What this task involves ▸ Please retype the data in full and exactly; the pictures are not part of the copy.

Data records ▸
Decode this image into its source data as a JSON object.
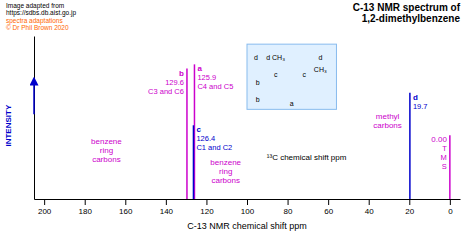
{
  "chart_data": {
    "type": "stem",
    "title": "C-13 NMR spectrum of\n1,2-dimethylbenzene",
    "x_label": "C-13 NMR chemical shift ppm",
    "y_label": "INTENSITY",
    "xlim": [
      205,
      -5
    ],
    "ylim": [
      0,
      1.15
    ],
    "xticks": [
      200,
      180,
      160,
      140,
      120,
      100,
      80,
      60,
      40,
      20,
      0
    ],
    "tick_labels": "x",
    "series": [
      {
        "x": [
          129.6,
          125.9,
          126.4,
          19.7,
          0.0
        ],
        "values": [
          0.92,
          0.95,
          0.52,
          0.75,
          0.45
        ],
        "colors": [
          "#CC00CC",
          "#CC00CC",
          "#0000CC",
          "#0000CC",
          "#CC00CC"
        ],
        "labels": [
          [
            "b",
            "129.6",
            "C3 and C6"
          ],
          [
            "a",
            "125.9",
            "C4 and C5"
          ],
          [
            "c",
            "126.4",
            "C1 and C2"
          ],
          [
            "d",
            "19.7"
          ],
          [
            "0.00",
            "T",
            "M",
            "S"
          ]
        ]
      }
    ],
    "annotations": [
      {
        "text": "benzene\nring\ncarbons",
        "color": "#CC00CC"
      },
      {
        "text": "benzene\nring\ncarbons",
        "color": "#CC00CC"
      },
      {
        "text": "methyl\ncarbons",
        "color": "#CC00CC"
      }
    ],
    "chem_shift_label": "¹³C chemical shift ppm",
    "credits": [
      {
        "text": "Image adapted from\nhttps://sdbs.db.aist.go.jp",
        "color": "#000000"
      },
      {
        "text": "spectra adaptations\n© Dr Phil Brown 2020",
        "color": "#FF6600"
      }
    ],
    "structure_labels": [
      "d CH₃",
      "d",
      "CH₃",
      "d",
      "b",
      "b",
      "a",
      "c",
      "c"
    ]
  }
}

Written solution ▸
Decode this image into its source data as a JSON object.
{
  "chart_data": {
    "type": "stem",
    "title": "C-13 NMR spectrum of\n1,2-dimethylbenzene",
    "x_label": "C-13 NMR chemical shift ppm",
    "y_label": "INTENSITY",
    "xlim": [
      205,
      -5
    ],
    "ylim": [
      0,
      1.15
    ],
    "xticks": [
      200,
      180,
      160,
      140,
      120,
      100,
      80,
      60,
      40,
      20,
      0
    ],
    "tick_labels": "x",
    "series": [
      {
        "x": [
          129.6,
          125.9,
          126.4,
          19.7,
          0.0
        ],
        "values": [
          0.92,
          0.95,
          0.52,
          0.75,
          0.45
        ],
        "colors": [
          "#CC00CC",
          "#CC00CC",
          "#0000CC",
          "#0000CC",
          "#CC00CC"
        ],
        "labels": [
          [
            "b",
            "129.6",
            "C3 and C6"
          ],
          [
            "a",
            "125.9",
            "C4 and C5"
          ],
          [
            "c",
            "126.4",
            "C1 and C2"
          ],
          [
            "d",
            "19.7"
          ],
          [
            "0.00",
            "T",
            "M",
            "S"
          ]
        ]
      }
    ],
    "annotations": [
      {
        "text": "benzene\nring\ncarbons",
        "color": "#CC00CC"
      },
      {
        "text": "benzene\nring\ncarbons",
        "color": "#CC00CC"
      },
      {
        "text": "methyl\ncarbons",
        "color": "#CC00CC"
      }
    ],
    "chem_shift_label": "¹³C chemical shift ppm",
    "credits": [
      {
        "text": "Image adapted from\nhttps://sdbs.db.aist.go.jp",
        "color": "#000000"
      },
      {
        "text": "spectra adaptations\n© Dr Phil Brown 2020",
        "color": "#FF6600"
      }
    ],
    "structure_labels": [
      "d CH₃",
      "d",
      "CH₃",
      "d",
      "b",
      "b",
      "a",
      "c",
      "c"
    ]
  }
}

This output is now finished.